▶ **WRITTEN REQUEST**
Check each line of the material below, and copy it if it holds the string "fill".
-- begin --
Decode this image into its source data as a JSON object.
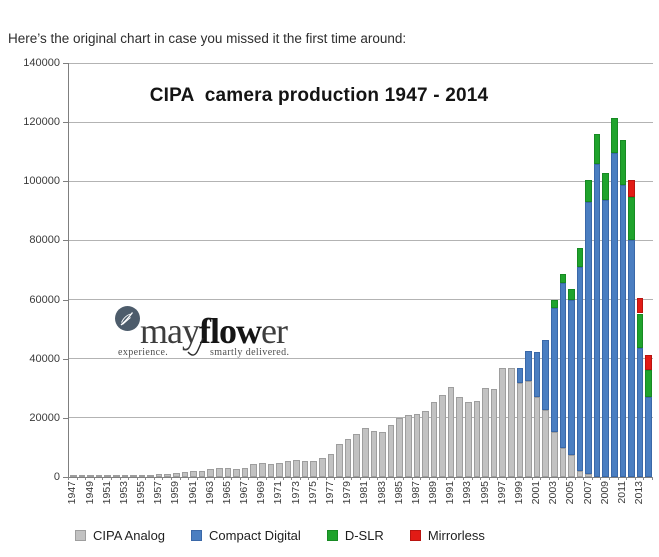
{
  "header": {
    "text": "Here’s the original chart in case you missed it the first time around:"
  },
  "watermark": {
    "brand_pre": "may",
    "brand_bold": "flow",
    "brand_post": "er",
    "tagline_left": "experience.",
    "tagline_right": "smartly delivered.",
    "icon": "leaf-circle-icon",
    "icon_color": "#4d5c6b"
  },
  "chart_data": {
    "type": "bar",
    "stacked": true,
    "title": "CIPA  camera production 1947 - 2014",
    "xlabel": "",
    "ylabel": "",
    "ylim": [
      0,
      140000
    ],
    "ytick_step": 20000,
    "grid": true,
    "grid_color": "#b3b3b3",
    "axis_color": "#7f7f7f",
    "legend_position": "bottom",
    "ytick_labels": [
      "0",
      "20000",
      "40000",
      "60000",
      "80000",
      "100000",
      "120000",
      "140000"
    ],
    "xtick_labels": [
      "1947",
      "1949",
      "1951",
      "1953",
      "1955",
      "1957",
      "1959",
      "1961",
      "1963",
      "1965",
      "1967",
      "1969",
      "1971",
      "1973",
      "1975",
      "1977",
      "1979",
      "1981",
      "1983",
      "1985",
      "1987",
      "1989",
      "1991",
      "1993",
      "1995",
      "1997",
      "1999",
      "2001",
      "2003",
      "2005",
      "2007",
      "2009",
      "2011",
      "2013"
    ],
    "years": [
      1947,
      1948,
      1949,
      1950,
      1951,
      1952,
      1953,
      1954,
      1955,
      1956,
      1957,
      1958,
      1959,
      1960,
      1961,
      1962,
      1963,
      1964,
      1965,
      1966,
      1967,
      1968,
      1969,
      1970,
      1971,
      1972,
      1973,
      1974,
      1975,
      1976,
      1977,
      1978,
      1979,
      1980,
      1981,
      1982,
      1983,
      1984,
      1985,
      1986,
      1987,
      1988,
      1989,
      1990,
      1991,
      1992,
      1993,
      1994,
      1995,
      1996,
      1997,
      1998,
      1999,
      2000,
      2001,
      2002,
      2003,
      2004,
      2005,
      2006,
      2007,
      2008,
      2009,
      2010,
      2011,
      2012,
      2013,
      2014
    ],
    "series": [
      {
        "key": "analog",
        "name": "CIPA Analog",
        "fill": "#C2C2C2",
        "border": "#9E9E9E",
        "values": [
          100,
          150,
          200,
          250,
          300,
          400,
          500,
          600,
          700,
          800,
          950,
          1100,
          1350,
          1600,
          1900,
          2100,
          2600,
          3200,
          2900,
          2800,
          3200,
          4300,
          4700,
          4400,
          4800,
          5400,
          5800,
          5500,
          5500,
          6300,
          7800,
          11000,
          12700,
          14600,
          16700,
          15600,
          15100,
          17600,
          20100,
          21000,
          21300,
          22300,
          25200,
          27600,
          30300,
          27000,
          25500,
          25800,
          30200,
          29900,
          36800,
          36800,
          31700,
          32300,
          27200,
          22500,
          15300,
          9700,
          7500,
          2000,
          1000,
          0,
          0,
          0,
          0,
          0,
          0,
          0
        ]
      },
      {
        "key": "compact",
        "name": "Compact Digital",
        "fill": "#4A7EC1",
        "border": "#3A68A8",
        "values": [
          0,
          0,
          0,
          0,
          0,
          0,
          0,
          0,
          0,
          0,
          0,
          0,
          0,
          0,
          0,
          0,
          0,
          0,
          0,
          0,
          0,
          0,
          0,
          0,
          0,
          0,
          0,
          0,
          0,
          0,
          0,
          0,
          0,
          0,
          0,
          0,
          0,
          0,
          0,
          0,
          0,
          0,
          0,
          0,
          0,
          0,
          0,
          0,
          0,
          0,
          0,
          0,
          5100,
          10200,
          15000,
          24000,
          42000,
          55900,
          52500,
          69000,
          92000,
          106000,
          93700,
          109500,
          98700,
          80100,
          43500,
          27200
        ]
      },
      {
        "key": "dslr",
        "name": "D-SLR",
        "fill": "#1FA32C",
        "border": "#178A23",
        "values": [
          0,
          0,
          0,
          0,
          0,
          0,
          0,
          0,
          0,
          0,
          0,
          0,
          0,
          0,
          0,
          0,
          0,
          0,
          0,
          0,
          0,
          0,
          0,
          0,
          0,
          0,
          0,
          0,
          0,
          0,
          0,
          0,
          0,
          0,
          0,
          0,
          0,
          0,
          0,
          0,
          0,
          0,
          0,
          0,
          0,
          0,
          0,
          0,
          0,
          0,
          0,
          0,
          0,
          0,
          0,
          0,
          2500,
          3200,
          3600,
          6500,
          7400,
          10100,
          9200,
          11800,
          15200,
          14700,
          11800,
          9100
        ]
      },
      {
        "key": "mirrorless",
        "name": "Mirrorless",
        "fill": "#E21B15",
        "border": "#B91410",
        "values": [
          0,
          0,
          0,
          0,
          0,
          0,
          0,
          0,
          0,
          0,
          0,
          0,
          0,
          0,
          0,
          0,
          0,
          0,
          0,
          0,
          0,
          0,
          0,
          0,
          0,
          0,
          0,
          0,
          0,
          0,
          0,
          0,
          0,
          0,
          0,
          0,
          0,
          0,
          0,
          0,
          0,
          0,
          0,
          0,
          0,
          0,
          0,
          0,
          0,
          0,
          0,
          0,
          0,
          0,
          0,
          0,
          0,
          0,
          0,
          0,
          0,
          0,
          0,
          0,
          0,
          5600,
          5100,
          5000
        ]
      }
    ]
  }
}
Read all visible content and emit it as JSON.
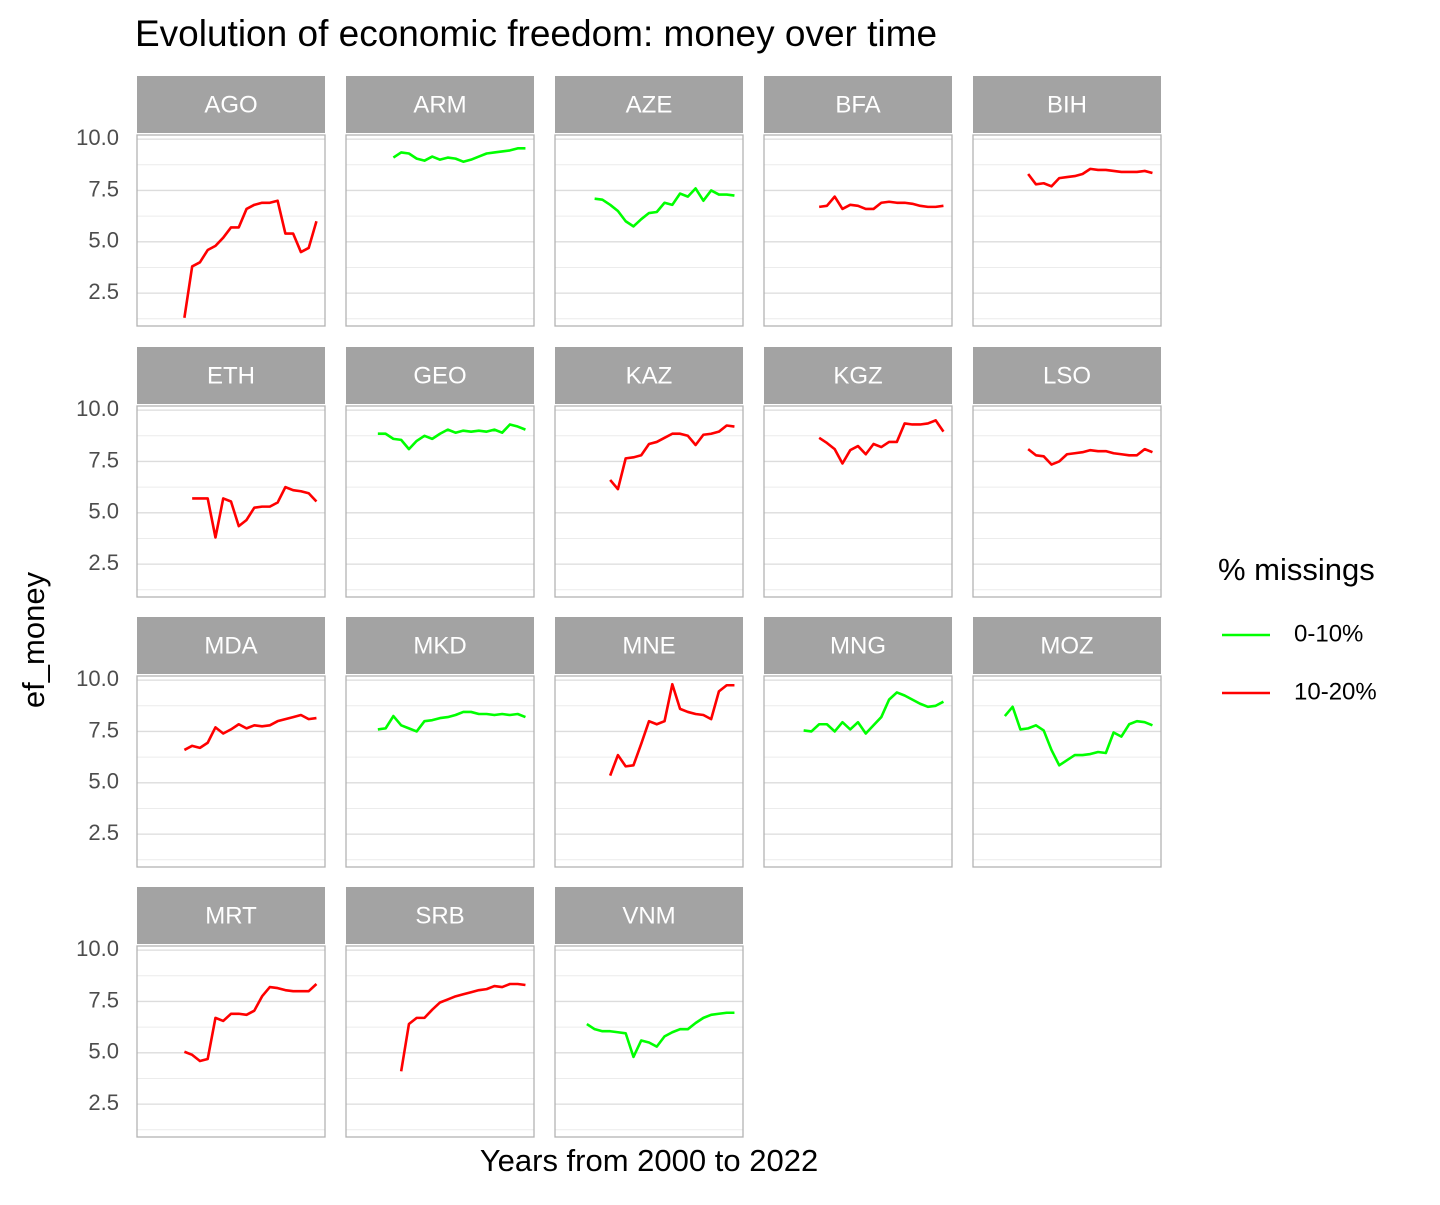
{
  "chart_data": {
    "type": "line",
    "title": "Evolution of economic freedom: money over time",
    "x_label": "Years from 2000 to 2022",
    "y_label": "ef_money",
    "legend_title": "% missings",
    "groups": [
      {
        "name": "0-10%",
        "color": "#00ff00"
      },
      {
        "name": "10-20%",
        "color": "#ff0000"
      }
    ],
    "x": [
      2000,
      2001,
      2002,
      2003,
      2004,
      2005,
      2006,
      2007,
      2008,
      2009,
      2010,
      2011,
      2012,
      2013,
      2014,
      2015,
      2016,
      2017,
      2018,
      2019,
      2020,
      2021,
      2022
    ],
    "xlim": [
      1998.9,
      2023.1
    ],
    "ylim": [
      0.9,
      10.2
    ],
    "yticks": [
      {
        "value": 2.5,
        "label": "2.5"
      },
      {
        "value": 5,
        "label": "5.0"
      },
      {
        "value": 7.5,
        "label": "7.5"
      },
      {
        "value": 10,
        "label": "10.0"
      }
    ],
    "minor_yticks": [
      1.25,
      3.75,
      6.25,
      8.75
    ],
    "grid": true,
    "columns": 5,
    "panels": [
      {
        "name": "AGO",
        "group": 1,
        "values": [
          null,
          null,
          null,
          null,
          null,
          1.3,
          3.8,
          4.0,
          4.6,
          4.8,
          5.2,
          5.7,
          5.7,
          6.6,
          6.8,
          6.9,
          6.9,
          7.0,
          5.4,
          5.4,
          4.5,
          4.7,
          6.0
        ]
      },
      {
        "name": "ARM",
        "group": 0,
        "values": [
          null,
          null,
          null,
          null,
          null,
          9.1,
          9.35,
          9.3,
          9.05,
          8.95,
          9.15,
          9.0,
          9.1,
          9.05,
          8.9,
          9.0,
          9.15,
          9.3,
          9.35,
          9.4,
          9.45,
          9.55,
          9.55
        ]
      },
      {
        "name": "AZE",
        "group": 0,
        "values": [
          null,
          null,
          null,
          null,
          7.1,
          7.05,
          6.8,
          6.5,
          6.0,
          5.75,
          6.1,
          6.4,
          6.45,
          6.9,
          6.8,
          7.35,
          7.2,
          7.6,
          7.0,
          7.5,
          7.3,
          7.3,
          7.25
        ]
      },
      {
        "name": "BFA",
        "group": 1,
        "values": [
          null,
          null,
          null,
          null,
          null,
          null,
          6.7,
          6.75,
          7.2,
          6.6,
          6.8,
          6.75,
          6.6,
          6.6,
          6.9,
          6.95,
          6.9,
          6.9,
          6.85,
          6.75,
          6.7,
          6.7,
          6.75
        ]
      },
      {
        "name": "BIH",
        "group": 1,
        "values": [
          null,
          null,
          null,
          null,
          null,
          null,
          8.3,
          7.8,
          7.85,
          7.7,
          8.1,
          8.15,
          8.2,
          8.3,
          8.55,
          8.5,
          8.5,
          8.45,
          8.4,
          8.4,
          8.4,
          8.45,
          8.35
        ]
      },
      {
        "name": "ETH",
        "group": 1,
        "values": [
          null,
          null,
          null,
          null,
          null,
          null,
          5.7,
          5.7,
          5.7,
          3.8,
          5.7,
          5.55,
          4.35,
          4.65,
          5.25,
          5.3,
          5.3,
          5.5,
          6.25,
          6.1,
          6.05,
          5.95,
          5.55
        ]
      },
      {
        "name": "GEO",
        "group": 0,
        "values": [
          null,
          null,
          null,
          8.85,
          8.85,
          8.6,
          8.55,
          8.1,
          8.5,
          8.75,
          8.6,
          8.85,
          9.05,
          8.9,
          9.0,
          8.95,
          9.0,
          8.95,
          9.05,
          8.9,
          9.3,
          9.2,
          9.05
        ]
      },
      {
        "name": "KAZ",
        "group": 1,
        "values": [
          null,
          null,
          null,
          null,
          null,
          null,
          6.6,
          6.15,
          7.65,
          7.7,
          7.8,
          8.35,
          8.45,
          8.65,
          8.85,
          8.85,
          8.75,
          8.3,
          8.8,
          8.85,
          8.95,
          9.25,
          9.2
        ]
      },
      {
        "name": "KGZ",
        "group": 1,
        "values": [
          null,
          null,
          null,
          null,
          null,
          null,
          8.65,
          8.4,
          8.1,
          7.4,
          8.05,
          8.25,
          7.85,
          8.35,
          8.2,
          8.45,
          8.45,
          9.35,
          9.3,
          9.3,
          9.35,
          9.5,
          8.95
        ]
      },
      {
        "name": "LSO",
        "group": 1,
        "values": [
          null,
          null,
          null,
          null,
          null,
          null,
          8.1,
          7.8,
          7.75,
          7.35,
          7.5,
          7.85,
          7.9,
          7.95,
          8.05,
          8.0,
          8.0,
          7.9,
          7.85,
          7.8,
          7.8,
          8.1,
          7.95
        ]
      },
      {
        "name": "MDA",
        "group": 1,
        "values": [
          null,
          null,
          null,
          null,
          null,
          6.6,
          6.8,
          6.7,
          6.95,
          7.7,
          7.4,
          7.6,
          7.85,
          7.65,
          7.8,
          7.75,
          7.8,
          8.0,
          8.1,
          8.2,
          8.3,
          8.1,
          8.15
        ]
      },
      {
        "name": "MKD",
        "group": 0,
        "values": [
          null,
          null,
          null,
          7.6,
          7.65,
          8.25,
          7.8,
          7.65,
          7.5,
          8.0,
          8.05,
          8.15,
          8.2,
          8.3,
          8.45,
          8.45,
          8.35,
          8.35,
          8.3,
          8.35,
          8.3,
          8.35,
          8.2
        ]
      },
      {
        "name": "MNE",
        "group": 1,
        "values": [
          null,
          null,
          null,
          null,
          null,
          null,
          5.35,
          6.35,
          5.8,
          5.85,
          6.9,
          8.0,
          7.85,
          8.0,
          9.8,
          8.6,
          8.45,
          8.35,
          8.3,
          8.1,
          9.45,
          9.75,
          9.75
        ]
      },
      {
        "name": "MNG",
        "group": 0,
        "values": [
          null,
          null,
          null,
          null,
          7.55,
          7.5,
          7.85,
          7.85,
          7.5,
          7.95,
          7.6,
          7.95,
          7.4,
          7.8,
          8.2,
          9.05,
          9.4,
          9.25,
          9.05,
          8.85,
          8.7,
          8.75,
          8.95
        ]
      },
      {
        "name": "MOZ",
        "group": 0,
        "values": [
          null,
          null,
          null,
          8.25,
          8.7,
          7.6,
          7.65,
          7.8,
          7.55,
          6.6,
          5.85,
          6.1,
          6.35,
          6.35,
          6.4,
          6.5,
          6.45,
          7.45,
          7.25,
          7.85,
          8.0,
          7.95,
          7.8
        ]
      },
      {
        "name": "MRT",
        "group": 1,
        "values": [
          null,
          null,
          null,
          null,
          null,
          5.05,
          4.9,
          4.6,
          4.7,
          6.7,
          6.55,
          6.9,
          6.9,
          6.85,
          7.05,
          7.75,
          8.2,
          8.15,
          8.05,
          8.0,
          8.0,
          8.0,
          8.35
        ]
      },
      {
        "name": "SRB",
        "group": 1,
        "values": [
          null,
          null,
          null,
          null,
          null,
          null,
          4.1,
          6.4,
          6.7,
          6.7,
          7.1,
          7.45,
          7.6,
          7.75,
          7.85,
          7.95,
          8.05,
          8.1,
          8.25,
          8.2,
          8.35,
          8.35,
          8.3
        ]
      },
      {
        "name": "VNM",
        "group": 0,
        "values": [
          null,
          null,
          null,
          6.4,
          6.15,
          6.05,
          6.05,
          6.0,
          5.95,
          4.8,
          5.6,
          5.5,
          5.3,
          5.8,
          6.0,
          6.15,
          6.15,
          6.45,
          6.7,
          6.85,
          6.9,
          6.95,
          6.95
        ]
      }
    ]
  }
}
-- end --
▶ **RESPONSE TO THE TASK**
        "fill": "#C2C2C2",
        "fill": "#4A7EC1",
        "fill": "#1FA32C",
        "fill": "#E21B15",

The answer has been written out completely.